Output all the entries word for word. Omit the pictures.

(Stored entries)
• • • • •

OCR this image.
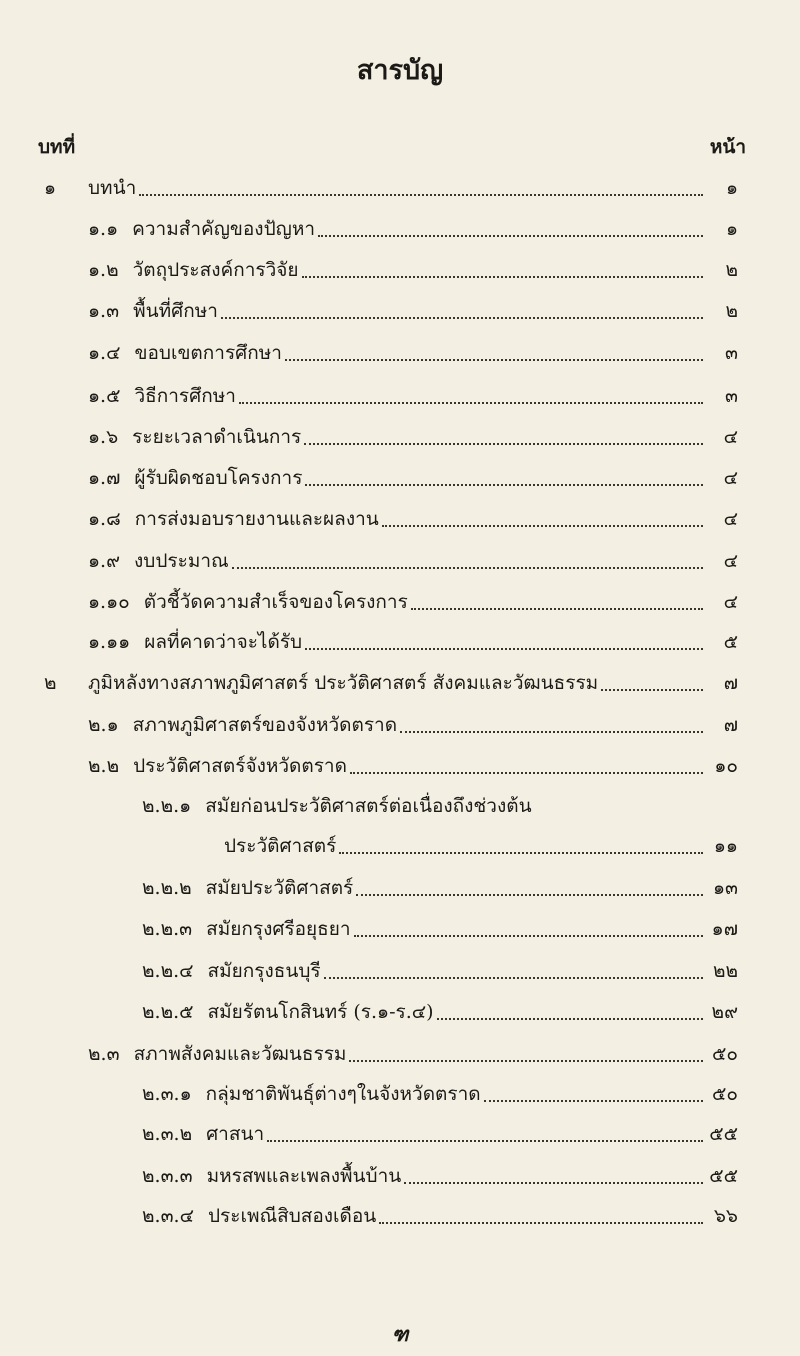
สารบัญ
บทที่	หน้า
๑	บทนำ	๑
๑.๑ ความสำคัญของปัญหา	๑
๑.๒ วัตถุประสงค์การวิจัย	๒
๑.๓ พื้นที่ศึกษา	๒
๑.๔ ขอบเขตการศึกษา	๓
๑.๕ วิธีการศึกษา	๓
๑.๖ ระยะเวลาดำเนินการ	๔
๑.๗ ผู้รับผิดชอบโครงการ	๔
๑.๘ การส่งมอบรายงานและผลงาน	๔
๑.๙ งบประมาณ	๔
๑.๑๐ ตัวชี้วัดความสำเร็จของโครงการ	๔
๑.๑๑ ผลที่คาดว่าจะได้รับ	๕
๒	ภูมิหลังทางสภาพภูมิศาสตร์ ประวัติศาสตร์ สังคมและวัฒนธรรม	๗
๒.๑ สภาพภูมิศาสตร์ของจังหวัดตราด	๗
๒.๒ ประวัติศาสตร์จังหวัดตราด	๑๐
๒.๒.๑ สมัยก่อนประวัติศาสตร์ต่อเนื่องถึงช่วงต้น
ประวัติศาสตร์	๑๑
๒.๒.๒ สมัยประวัติศาสตร์	๑๓
๒.๒.๓ สมัยกรุงศรีอยุธยา	๑๗
๒.๒.๔ สมัยกรุงธนบุรี	๒๒
๒.๒.๕ สมัยรัตนโกสินทร์ (ร.๑-ร.๔)	๒๙
๒.๓ สภาพสังคมและวัฒนธรรม	๕๐
๒.๓.๑ กลุ่มชาติพันธุ์ต่างๆในจังหวัดตราด	๕๐
๒.๓.๒ ศาสนา	๕๕
๒.๓.๓ มหรสพและเพลงพื้นบ้าน	๕๕
๒.๓.๔ ประเพณีสิบสองเดือน	๖๖
ฑ
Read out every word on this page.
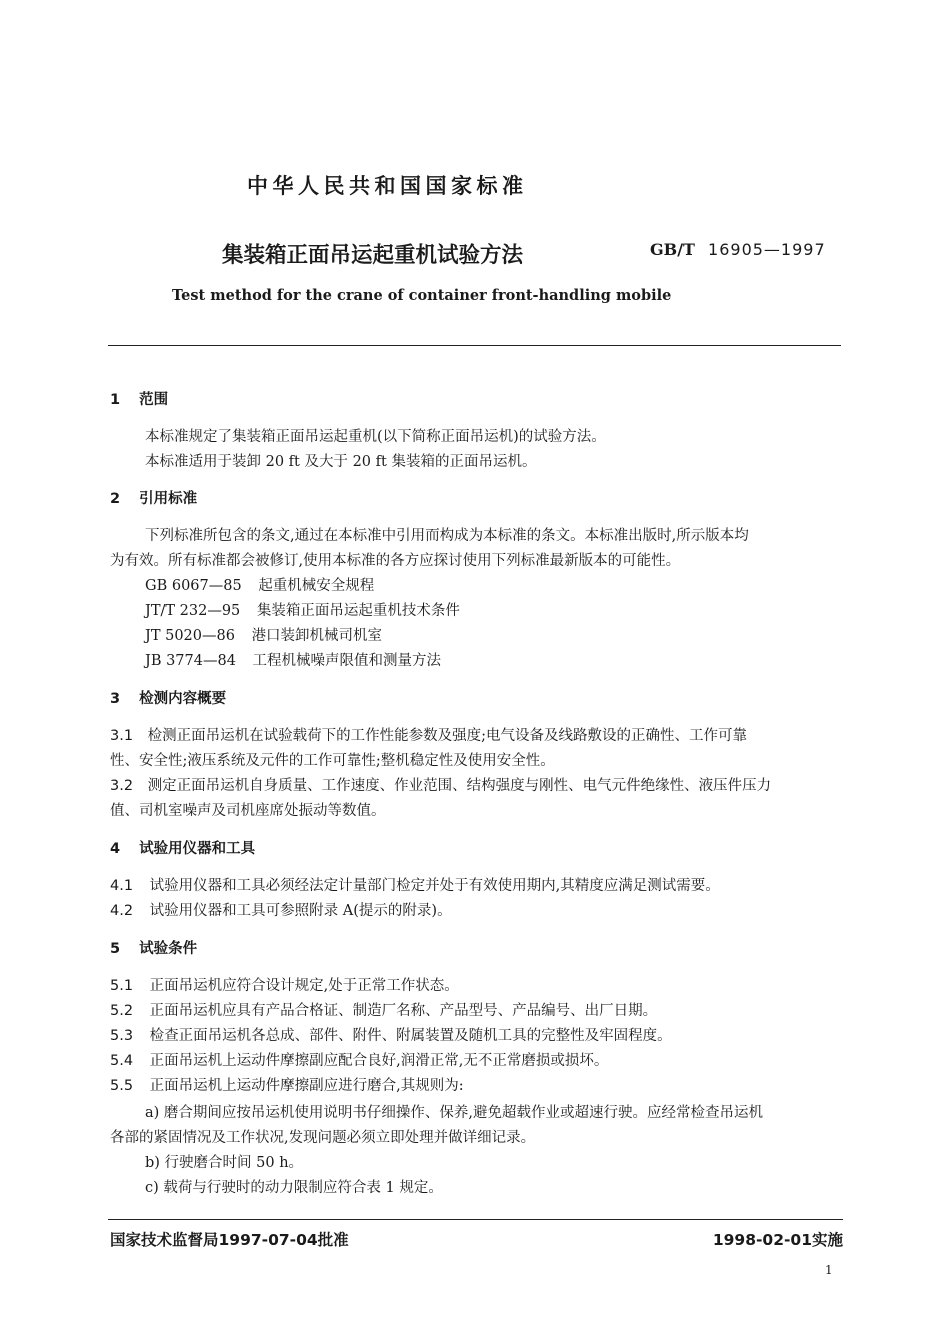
中华人民共和国国家标准
集装箱正面吊运起重机试验方法	GB/T 16905—1997
Test method for the crane of container front-handling mobile
1 范围
本标准规定了集装箱正面吊运起重机(以下简称正面吊运机)的试验方法。
本标准适用于装卸 20 ft 及大于 20 ft 集装箱的正面吊运机。
2 引用标准
下列标准所包含的条文,通过在本标准中引用而构成为本标准的条文。本标准出版时,所示版本均
为有效。所有标准都会被修订,使用本标准的各方应探讨使用下列标准最新版本的可能性。
GB 6067—85 起重机械安全规程
JT/T 232—95 集装箱正面吊运起重机技术条件
JT 5020—86 港口装卸机械司机室
JB 3774—84 工程机械噪声限值和测量方法
3 检测内容概要
3.1 检测正面吊运机在试验载荷下的工作性能参数及强度;电气设备及线路敷设的正确性、工作可靠
性、安全性;液压系统及元件的工作可靠性;整机稳定性及使用安全性。
3.2 测定正面吊运机自身质量、工作速度、作业范围、结构强度与刚性、电气元件绝缘性、液压件压力
值、司机室噪声及司机座席处振动等数值。
4 试验用仪器和工具
4.1 试验用仪器和工具必须经法定计量部门检定并处于有效使用期内,其精度应满足测试需要。
4.2 试验用仪器和工具可参照附录 A(提示的附录)。
5 试验条件
5.1 正面吊运机应符合设计规定,处于正常工作状态。
5.2 正面吊运机应具有产品合格证、制造厂名称、产品型号、产品编号、出厂日期。
5.3 检查正面吊运机各总成、部件、附件、附属装置及随机工具的完整性及牢固程度。
5.4 正面吊运机上运动件摩擦副应配合良好,润滑正常,无不正常磨损或损坏。
5.5 正面吊运机上运动件摩擦副应进行磨合,其规则为:
a) 磨合期间应按吊运机使用说明书仔细操作、保养,避免超载作业或超速行驶。应经常检查吊运机
各部的紧固情况及工作状况,发现问题必须立即处理并做详细记录。
b) 行驶磨合时间 50 h。
c) 载荷与行驶时的动力限制应符合表 1 规定。
国家技术监督局1997-07-04批准	1998-02-01实施
1
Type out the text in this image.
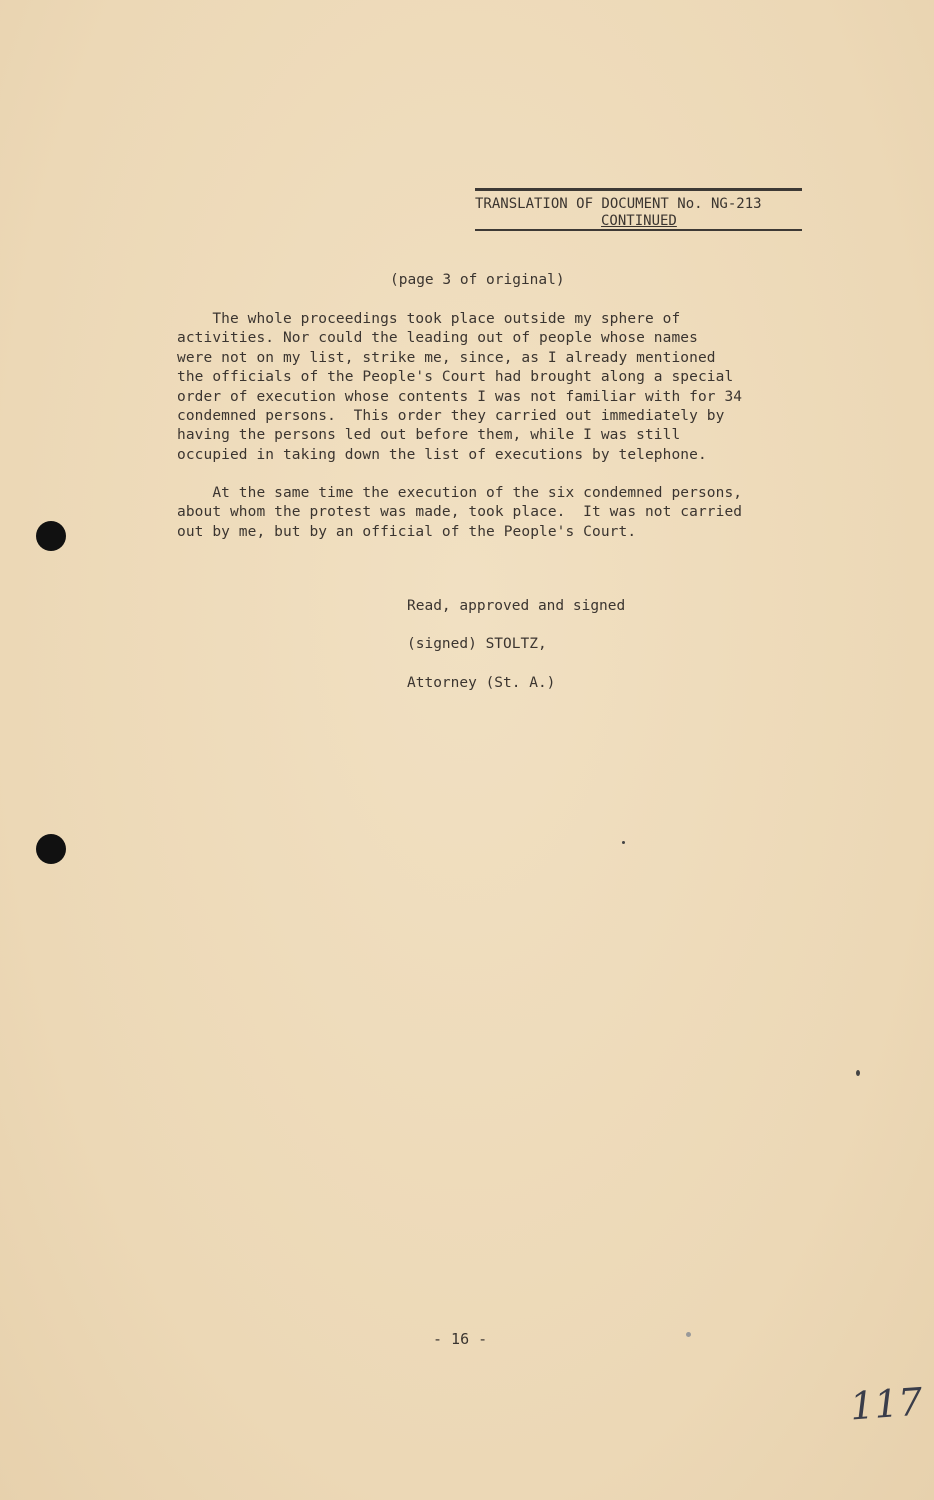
TRANSLATION OF DOCUMENT No. NG-213
CONTINUED
(page 3 of original)
The whole proceedings took place outside my sphere of
activities. Nor could the leading out of people whose names
were not on my list, strike me, since, as I already mentioned
the officials of the People's Court had brought along a special
order of execution whose contents I was not familiar with for 34
condemned persons.  This order they carried out immediately by
having the persons led out before them, while I was still
occupied in taking down the list of executions by telephone.
At the same time the execution of the six condemned persons,
about whom the protest was made, took place.  It was not carried
out by me, but by an official of the People's Court.
Read, approved and signed
(signed) STOLTZ,
Attorney (St. A.)
- 16 -
117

• • • • •

Task response:
OCR this image.
สารบัญ
บทที่	หน้า
๑	บทนำ	๑
๑.๑ ความสำคัญของปัญหา	๑
๑.๒ วัตถุประสงค์การวิจัย	๒
๑.๓ พื้นที่ศึกษา	๒
๑.๔ ขอบเขตการศึกษา	๓
๑.๕ วิธีการศึกษา	๓
๑.๖ ระยะเวลาดำเนินการ	๔
๑.๗ ผู้รับผิดชอบโครงการ	๔
๑.๘ การส่งมอบรายงานและผลงาน	๔
๑.๙ งบประมาณ	๔
๑.๑๐ ตัวชี้วัดความสำเร็จของโครงการ	๔
๑.๑๑ ผลที่คาดว่าจะได้รับ	๕
๒	ภูมิหลังทางสภาพภูมิศาสตร์ ประวัติศาสตร์ สังคมและวัฒนธรรม	๗
๒.๑ สภาพภูมิศาสตร์ของจังหวัดตราด	๗
๒.๒ ประวัติศาสตร์จังหวัดตราด	๑๐
๒.๒.๑ สมัยก่อนประวัติศาสตร์ต่อเนื่องถึงช่วงต้น
ประวัติศาสตร์	๑๑
๒.๒.๒ สมัยประวัติศาสตร์	๑๓
๒.๒.๓ สมัยกรุงศรีอยุธยา	๑๗
๒.๒.๔ สมัยกรุงธนบุรี	๒๒
๒.๒.๕ สมัยรัตนโกสินทร์ (ร.๑-ร.๔)	๒๙
๒.๓ สภาพสังคมและวัฒนธรรม	๕๐
๒.๓.๑ กลุ่มชาติพันธุ์ต่างๆในจังหวัดตราด	๕๐
๒.๓.๒ ศาสนา	๕๕
๒.๓.๓ มหรสพและเพลงพื้นบ้าน	๕๕
๒.๓.๔ ประเพณีสิบสองเดือน	๖๖
ฑ
Read out every word on this page.
中华人民共和国国家标准
集装箱正面吊运起重机试验方法	GB/T 16905—1997
Test method for the crane of container front-handling mobile
1 范围
本标准规定了集装箱正面吊运起重机(以下简称正面吊运机)的试验方法。
本标准适用于装卸 20 ft 及大于 20 ft 集装箱的正面吊运机。
2 引用标准
下列标准所包含的条文,通过在本标准中引用而构成为本标准的条文。本标准出版时,所示版本均
为有效。所有标准都会被修订,使用本标准的各方应探讨使用下列标准最新版本的可能性。
GB 6067—85 起重机械安全规程
JT/T 232—95 集装箱正面吊运起重机技术条件
JT 5020—86 港口装卸机械司机室
JB 3774—84 工程机械噪声限值和测量方法
3 检测内容概要
3.1 检测正面吊运机在试验载荷下的工作性能参数及强度;电气设备及线路敷设的正确性、工作可靠
性、安全性;液压系统及元件的工作可靠性;整机稳定性及使用安全性。
3.2 测定正面吊运机自身质量、工作速度、作业范围、结构强度与刚性、电气元件绝缘性、液压件压力
值、司机室噪声及司机座席处振动等数值。
4 试验用仪器和工具
4.1 试验用仪器和工具必须经法定计量部门检定并处于有效使用期内,其精度应满足测试需要。
4.2 试验用仪器和工具可参照附录 A(提示的附录)。
5 试验条件
5.1 正面吊运机应符合设计规定,处于正常工作状态。
5.2 正面吊运机应具有产品合格证、制造厂名称、产品型号、产品编号、出厂日期。
5.3 检查正面吊运机各总成、部件、附件、附属装置及随机工具的完整性及牢固程度。
5.4 正面吊运机上运动件摩擦副应配合良好,润滑正常,无不正常磨损或损坏。
5.5 正面吊运机上运动件摩擦副应进行磨合,其规则为:
a) 磨合期间应按吊运机使用说明书仔细操作、保养,避免超载作业或超速行驶。应经常检查吊运机
各部的紧固情况及工作状况,发现问题必须立即处理并做详细记录。
b) 行驶磨合时间 50 h。
c) 载荷与行驶时的动力限制应符合表 1 规定。
国家技术监督局1997-07-04批准	1998-02-01实施
1
Type out the text in this image.
TRANSLATION OF DOCUMENT No. NG-213
CONTINUED
(page 3 of original)
The whole proceedings took place outside my sphere of
activities. Nor could the leading out of people whose names
were not on my list, strike me, since, as I already mentioned
the officials of the People's Court had brought along a special
order of execution whose contents I was not familiar with for 34
condemned persons.  This order they carried out immediately by
having the persons led out before them, while I was still
occupied in taking down the list of executions by telephone.
At the same time the execution of the six condemned persons,
about whom the protest was made, took place.  It was not carried
out by me, but by an official of the People's Court.
Read, approved and signed
(signed) STOLTZ,
Attorney (St. A.)
- 16 -
117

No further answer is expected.